Lines of data:
## BEGIN
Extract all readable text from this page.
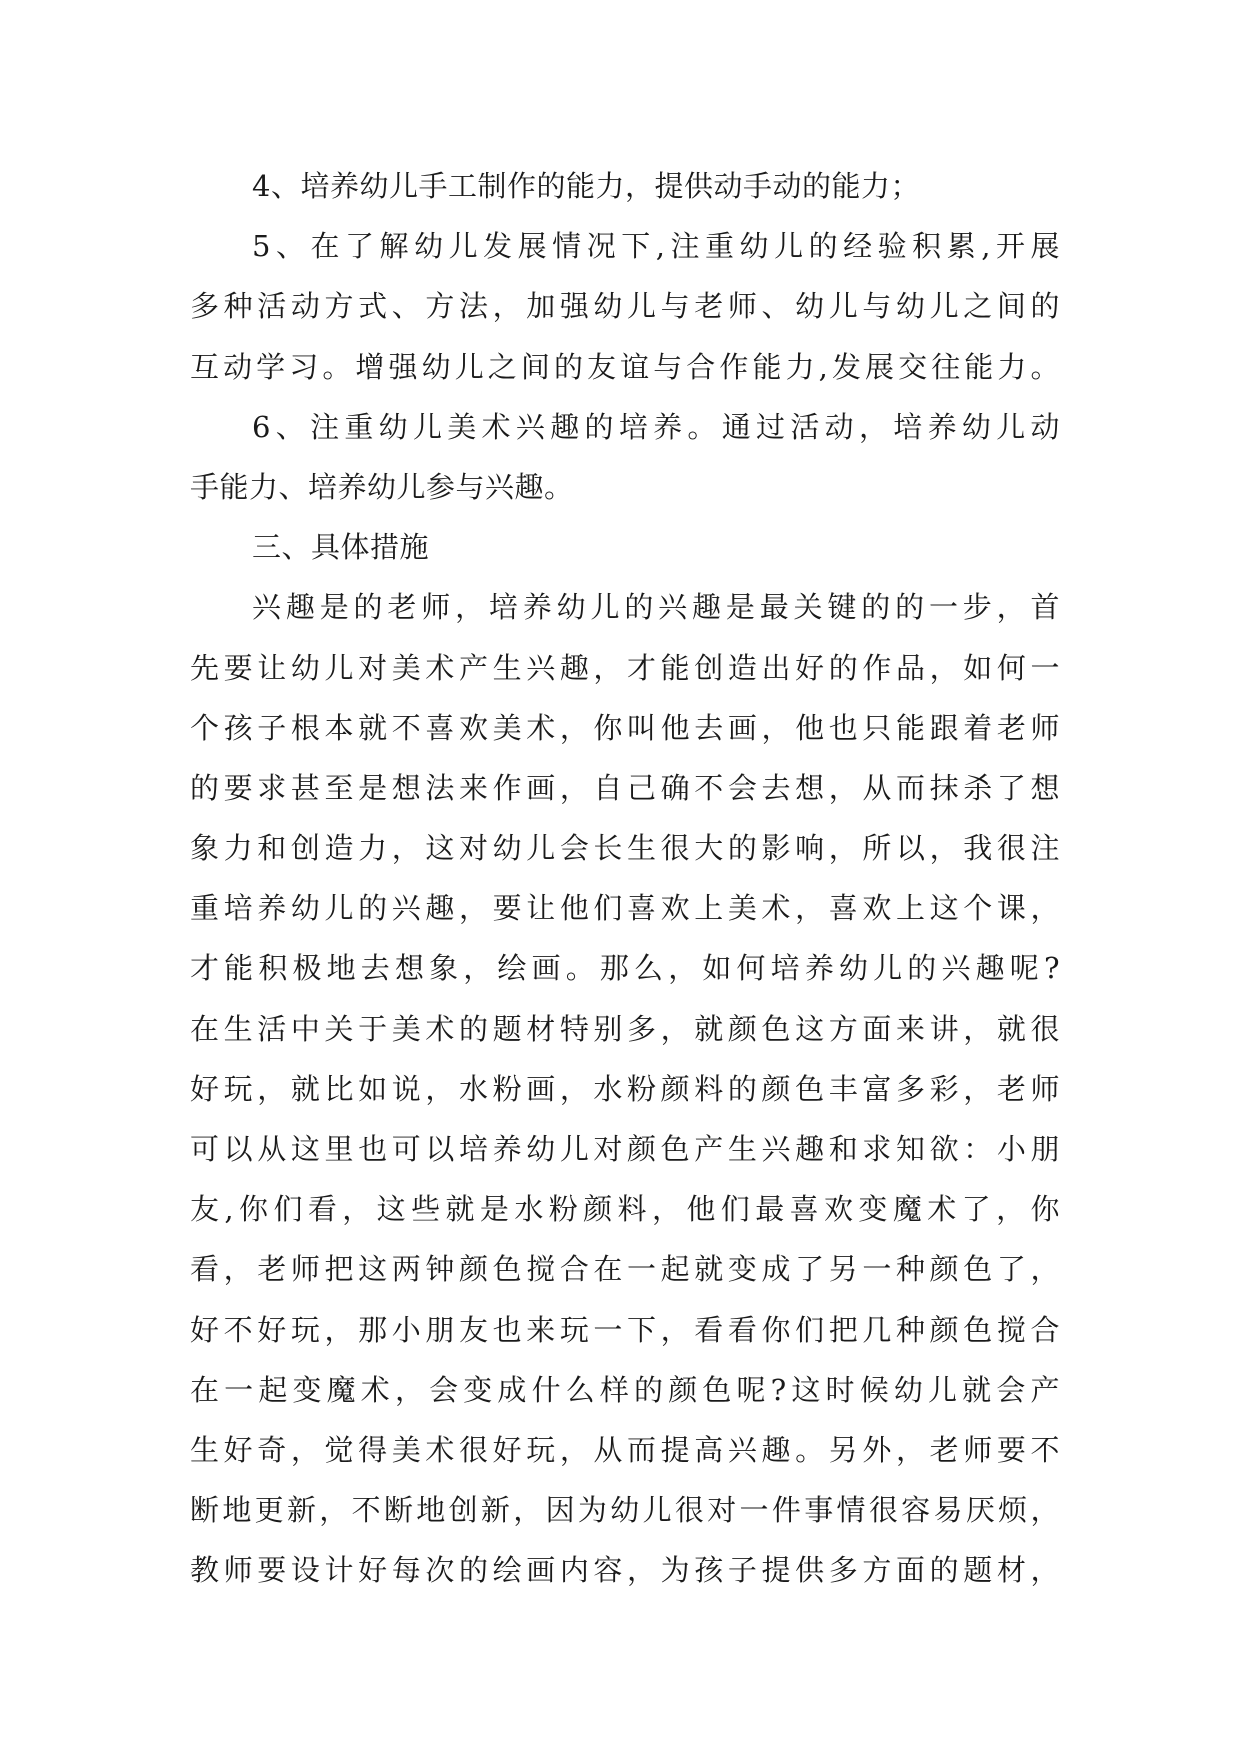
4、培养幼儿手工制作的能力，提供动手动的能力；
5、在了解幼儿发展情况下,注重幼儿的经验积累,开展
多种活动方式、方法，加强幼儿与老师、幼儿与幼儿之间的
互动学习。增强幼儿之间的友谊与合作能力,发展交往能力。
6、注重幼儿美术兴趣的培养。通过活动，培养幼儿动
手能力、培养幼儿参与兴趣。
三、具体措施
兴趣是的老师，培养幼儿的兴趣是最关键的的一步，首
先要让幼儿对美术产生兴趣，才能创造出好的作品，如何一
个孩子根本就不喜欢美术，你叫他去画，他也只能跟着老师
的要求甚至是想法来作画，自己确不会去想，从而抹杀了想
象力和创造力，这对幼儿会长生很大的影响，所以，我很注
重培养幼儿的兴趣，要让他们喜欢上美术，喜欢上这个课，
才能积极地去想象，绘画。那么，如何培养幼儿的兴趣呢?
在生活中关于美术的题材特别多，就颜色这方面来讲，就很
好玩，就比如说，水粉画，水粉颜料的颜色丰富多彩，老师
可以从这里也可以培养幼儿对颜色产生兴趣和求知欲：小朋
友,你们看，这些就是水粉颜料，他们最喜欢变魔术了，你
看，老师把这两钟颜色搅合在一起就变成了另一种颜色了，
好不好玩，那小朋友也来玩一下，看看你们把几种颜色搅合
在一起变魔术，会变成什么样的颜色呢?这时候幼儿就会产
生好奇，觉得美术很好玩，从而提高兴趣。另外，老师要不
断地更新，不断地创新，因为幼儿很对一件事情很容易厌烦，
教师要设计好每次的绘画内容，为孩子提供多方面的题材，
## END
- **GIVEN TASK**
Do not include the images; transcribe the rest of the listing exactly.

- **SOLUTION TO THIS EXERCISE**
Extract all readable text from this page.
4、培养幼儿手工制作的能力，提供动手动的能力；
5、在了解幼儿发展情况下,注重幼儿的经验积累,开展
多种活动方式、方法，加强幼儿与老师、幼儿与幼儿之间的
互动学习。增强幼儿之间的友谊与合作能力,发展交往能力。
6、注重幼儿美术兴趣的培养。通过活动，培养幼儿动
手能力、培养幼儿参与兴趣。
三、具体措施
兴趣是的老师，培养幼儿的兴趣是最关键的的一步，首
先要让幼儿对美术产生兴趣，才能创造出好的作品，如何一
个孩子根本就不喜欢美术，你叫他去画，他也只能跟着老师
的要求甚至是想法来作画，自己确不会去想，从而抹杀了想
象力和创造力，这对幼儿会长生很大的影响，所以，我很注
重培养幼儿的兴趣，要让他们喜欢上美术，喜欢上这个课，
才能积极地去想象，绘画。那么，如何培养幼儿的兴趣呢?
在生活中关于美术的题材特别多，就颜色这方面来讲，就很
好玩，就比如说，水粉画，水粉颜料的颜色丰富多彩，老师
可以从这里也可以培养幼儿对颜色产生兴趣和求知欲：小朋
友,你们看，这些就是水粉颜料，他们最喜欢变魔术了，你
看，老师把这两钟颜色搅合在一起就变成了另一种颜色了，
好不好玩，那小朋友也来玩一下，看看你们把几种颜色搅合
在一起变魔术，会变成什么样的颜色呢?这时候幼儿就会产
生好奇，觉得美术很好玩，从而提高兴趣。另外，老师要不
断地更新，不断地创新，因为幼儿很对一件事情很容易厌烦，
教师要设计好每次的绘画内容，为孩子提供多方面的题材，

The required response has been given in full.